* **What the task requires**
Each line below should be quoted exactly, please.
-- START Listed entries --
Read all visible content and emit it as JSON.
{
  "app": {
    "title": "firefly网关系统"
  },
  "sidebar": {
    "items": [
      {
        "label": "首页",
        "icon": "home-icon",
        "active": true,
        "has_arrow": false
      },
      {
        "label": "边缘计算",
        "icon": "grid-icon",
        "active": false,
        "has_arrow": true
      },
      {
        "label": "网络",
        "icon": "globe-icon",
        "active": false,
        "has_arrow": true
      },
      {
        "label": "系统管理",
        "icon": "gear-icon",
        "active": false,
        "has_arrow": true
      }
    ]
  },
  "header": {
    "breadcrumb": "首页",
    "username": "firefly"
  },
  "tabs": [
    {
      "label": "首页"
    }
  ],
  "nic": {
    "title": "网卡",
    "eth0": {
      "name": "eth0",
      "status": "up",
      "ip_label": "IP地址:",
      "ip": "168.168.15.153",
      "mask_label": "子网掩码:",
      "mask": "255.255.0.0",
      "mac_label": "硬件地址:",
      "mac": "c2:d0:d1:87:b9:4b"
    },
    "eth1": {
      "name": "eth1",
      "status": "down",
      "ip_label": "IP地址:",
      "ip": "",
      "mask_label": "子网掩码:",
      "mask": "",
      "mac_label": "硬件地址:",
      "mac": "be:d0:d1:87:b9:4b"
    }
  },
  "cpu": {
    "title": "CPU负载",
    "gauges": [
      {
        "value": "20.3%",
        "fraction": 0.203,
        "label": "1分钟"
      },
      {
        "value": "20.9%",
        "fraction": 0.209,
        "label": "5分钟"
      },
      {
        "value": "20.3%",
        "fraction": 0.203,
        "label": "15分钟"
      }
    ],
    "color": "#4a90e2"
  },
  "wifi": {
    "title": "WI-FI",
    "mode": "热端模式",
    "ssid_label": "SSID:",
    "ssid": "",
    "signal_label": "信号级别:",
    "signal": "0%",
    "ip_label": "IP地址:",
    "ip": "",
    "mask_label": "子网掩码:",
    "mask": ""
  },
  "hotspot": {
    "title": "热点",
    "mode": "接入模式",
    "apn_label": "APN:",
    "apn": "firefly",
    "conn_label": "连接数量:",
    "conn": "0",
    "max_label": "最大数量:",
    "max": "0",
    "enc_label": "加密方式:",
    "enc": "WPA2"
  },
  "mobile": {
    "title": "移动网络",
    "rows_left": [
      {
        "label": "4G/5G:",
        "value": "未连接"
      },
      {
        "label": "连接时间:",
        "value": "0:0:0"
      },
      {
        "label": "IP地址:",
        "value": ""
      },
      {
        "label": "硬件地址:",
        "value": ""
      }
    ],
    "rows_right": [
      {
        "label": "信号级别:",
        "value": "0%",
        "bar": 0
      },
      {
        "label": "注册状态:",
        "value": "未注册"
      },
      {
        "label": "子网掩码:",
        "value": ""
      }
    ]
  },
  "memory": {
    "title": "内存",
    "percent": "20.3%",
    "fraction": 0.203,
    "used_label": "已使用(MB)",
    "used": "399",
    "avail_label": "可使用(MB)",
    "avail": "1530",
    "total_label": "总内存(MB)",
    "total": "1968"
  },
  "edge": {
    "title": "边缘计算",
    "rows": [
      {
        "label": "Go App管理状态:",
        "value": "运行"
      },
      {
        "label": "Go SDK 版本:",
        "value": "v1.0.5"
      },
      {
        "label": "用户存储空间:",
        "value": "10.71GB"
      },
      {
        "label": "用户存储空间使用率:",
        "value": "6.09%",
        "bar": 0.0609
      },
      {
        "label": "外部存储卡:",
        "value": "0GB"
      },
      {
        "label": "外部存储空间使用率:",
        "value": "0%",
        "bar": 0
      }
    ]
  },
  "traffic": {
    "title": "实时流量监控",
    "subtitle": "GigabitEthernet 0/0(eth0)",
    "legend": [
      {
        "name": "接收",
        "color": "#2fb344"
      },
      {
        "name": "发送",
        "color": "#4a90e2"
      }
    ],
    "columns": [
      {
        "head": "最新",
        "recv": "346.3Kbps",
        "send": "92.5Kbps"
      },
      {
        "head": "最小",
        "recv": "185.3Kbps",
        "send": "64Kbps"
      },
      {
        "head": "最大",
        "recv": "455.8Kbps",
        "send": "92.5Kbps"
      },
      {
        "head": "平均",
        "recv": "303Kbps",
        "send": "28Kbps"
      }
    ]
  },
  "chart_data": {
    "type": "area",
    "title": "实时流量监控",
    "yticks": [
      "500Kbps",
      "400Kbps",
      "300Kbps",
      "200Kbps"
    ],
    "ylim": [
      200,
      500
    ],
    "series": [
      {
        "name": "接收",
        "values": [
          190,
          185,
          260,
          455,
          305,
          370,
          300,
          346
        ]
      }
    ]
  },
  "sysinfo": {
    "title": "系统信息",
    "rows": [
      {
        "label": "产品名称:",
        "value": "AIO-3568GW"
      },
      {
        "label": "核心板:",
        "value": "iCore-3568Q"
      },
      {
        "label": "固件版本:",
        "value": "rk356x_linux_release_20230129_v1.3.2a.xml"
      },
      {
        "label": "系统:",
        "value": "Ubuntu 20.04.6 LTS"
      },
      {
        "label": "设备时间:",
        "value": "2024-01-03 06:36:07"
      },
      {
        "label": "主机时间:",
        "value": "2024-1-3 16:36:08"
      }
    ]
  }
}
-- END Listed entries --
* **Completed exercise**
Read all visible content and emit it as JSON.
{
  "app": {
    "title": "firefly网关系统"
  },
  "sidebar": {
    "items": [
      {
        "label": "首页",
        "icon": "home-icon",
        "active": true,
        "has_arrow": false
      },
      {
        "label": "边缘计算",
        "icon": "grid-icon",
        "active": false,
        "has_arrow": true
      },
      {
        "label": "网络",
        "icon": "globe-icon",
        "active": false,
        "has_arrow": true
      },
      {
        "label": "系统管理",
        "icon": "gear-icon",
        "active": false,
        "has_arrow": true
      }
    ]
  },
  "header": {
    "breadcrumb": "首页",
    "username": "firefly"
  },
  "tabs": [
    {
      "label": "首页"
    }
  ],
  "nic": {
    "title": "网卡",
    "eth0": {
      "name": "eth0",
      "status": "up",
      "ip_label": "IP地址:",
      "ip": "168.168.15.153",
      "mask_label": "子网掩码:",
      "mask": "255.255.0.0",
      "mac_label": "硬件地址:",
      "mac": "c2:d0:d1:87:b9:4b"
    },
    "eth1": {
      "name": "eth1",
      "status": "down",
      "ip_label": "IP地址:",
      "ip": "",
      "mask_label": "子网掩码:",
      "mask": "",
      "mac_label": "硬件地址:",
      "mac": "be:d0:d1:87:b9:4b"
    }
  },
  "cpu": {
    "title": "CPU负载",
    "gauges": [
      {
        "value": "20.3%",
        "fraction": 0.203,
        "label": "1分钟"
      },
      {
        "value": "20.9%",
        "fraction": 0.209,
        "label": "5分钟"
      },
      {
        "value": "20.3%",
        "fraction": 0.203,
        "label": "15分钟"
      }
    ],
    "color": "#4a90e2"
  },
  "wifi": {
    "title": "WI-FI",
    "mode": "热端模式",
    "ssid_label": "SSID:",
    "ssid": "",
    "signal_label": "信号级别:",
    "signal": "0%",
    "ip_label": "IP地址:",
    "ip": "",
    "mask_label": "子网掩码:",
    "mask": ""
  },
  "hotspot": {
    "title": "热点",
    "mode": "接入模式",
    "apn_label": "APN:",
    "apn": "firefly",
    "conn_label": "连接数量:",
    "conn": "0",
    "max_label": "最大数量:",
    "max": "0",
    "enc_label": "加密方式:",
    "enc": "WPA2"
  },
  "mobile": {
    "title": "移动网络",
    "rows_left": [
      {
        "label": "4G/5G:",
        "value": "未连接"
      },
      {
        "label": "连接时间:",
        "value": "0:0:0"
      },
      {
        "label": "IP地址:",
        "value": ""
      },
      {
        "label": "硬件地址:",
        "value": ""
      }
    ],
    "rows_right": [
      {
        "label": "信号级别:",
        "value": "0%",
        "bar": 0
      },
      {
        "label": "注册状态:",
        "value": "未注册"
      },
      {
        "label": "子网掩码:",
        "value": ""
      }
    ]
  },
  "memory": {
    "title": "内存",
    "percent": "20.3%",
    "fraction": 0.203,
    "used_label": "已使用(MB)",
    "used": "399",
    "avail_label": "可使用(MB)",
    "avail": "1530",
    "total_label": "总内存(MB)",
    "total": "1968"
  },
  "edge": {
    "title": "边缘计算",
    "rows": [
      {
        "label": "Go App管理状态:",
        "value": "运行"
      },
      {
        "label": "Go SDK 版本:",
        "value": "v1.0.5"
      },
      {
        "label": "用户存储空间:",
        "value": "10.71GB"
      },
      {
        "label": "用户存储空间使用率:",
        "value": "6.09%",
        "bar": 0.0609
      },
      {
        "label": "外部存储卡:",
        "value": "0GB"
      },
      {
        "label": "外部存储空间使用率:",
        "value": "0%",
        "bar": 0
      }
    ]
  },
  "traffic": {
    "title": "实时流量监控",
    "subtitle": "GigabitEthernet 0/0(eth0)",
    "legend": [
      {
        "name": "接收",
        "color": "#2fb344"
      },
      {
        "name": "发送",
        "color": "#4a90e2"
      }
    ],
    "columns": [
      {
        "head": "最新",
        "recv": "346.3Kbps",
        "send": "92.5Kbps"
      },
      {
        "head": "最小",
        "recv": "185.3Kbps",
        "send": "64Kbps"
      },
      {
        "head": "最大",
        "recv": "455.8Kbps",
        "send": "92.5Kbps"
      },
      {
        "head": "平均",
        "recv": "303Kbps",
        "send": "28Kbps"
      }
    ]
  },
  "chart_data": {
    "type": "area",
    "title": "实时流量监控",
    "yticks": [
      "500Kbps",
      "400Kbps",
      "300Kbps",
      "200Kbps"
    ],
    "ylim": [
      200,
      500
    ],
    "series": [
      {
        "name": "接收",
        "values": [
          190,
          185,
          260,
          455,
          305,
          370,
          300,
          346
        ]
      }
    ]
  },
  "sysinfo": {
    "title": "系统信息",
    "rows": [
      {
        "label": "产品名称:",
        "value": "AIO-3568GW"
      },
      {
        "label": "核心板:",
        "value": "iCore-3568Q"
      },
      {
        "label": "固件版本:",
        "value": "rk356x_linux_release_20230129_v1.3.2a.xml"
      },
      {
        "label": "系统:",
        "value": "Ubuntu 20.04.6 LTS"
      },
      {
        "label": "设备时间:",
        "value": "2024-01-03 06:36:07"
      },
      {
        "label": "主机时间:",
        "value": "2024-1-3 16:36:08"
      }
    ]
  }
}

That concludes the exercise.